Required work: Out of the lines below, please list those that hold the string "RENAULT".

Dataset excerpts:
## start

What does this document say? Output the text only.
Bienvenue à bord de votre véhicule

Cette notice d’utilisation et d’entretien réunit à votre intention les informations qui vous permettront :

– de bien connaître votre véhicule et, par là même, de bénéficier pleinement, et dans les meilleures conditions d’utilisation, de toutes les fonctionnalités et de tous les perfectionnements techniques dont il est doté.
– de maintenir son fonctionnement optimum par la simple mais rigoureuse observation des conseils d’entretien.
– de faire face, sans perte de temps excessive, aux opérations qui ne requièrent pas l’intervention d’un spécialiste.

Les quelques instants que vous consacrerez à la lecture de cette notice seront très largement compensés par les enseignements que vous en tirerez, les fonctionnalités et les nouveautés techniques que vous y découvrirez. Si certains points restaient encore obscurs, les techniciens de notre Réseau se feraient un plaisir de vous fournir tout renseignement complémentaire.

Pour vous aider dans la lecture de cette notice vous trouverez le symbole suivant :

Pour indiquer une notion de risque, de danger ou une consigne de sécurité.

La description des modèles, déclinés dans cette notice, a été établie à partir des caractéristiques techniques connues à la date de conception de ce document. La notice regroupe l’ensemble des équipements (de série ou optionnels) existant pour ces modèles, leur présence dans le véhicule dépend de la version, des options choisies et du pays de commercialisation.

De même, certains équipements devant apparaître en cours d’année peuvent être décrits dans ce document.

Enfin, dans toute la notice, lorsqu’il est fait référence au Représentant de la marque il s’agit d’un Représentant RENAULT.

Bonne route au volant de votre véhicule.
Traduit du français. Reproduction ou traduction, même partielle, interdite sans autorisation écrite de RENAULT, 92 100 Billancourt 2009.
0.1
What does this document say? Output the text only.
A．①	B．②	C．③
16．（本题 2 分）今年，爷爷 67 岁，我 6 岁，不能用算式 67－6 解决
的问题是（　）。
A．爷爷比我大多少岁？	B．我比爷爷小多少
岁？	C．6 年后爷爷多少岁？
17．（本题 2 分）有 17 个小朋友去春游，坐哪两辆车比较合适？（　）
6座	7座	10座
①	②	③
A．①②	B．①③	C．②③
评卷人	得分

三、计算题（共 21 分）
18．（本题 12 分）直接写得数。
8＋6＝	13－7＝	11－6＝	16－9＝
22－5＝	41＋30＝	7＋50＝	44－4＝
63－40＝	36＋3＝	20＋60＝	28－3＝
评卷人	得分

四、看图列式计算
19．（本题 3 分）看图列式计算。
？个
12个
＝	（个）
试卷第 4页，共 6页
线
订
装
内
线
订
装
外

## end

Solution to this exercise:
Enfin, dans toute la notice, lorsqu’il est fait référence au Représentant de la marque il s’agit d’un Représentant RENAULT.
Traduit du français. Reproduction ou traduction, même partielle, interdite sans autorisation écrite de RENAULT, 92 100 Billancourt 2009.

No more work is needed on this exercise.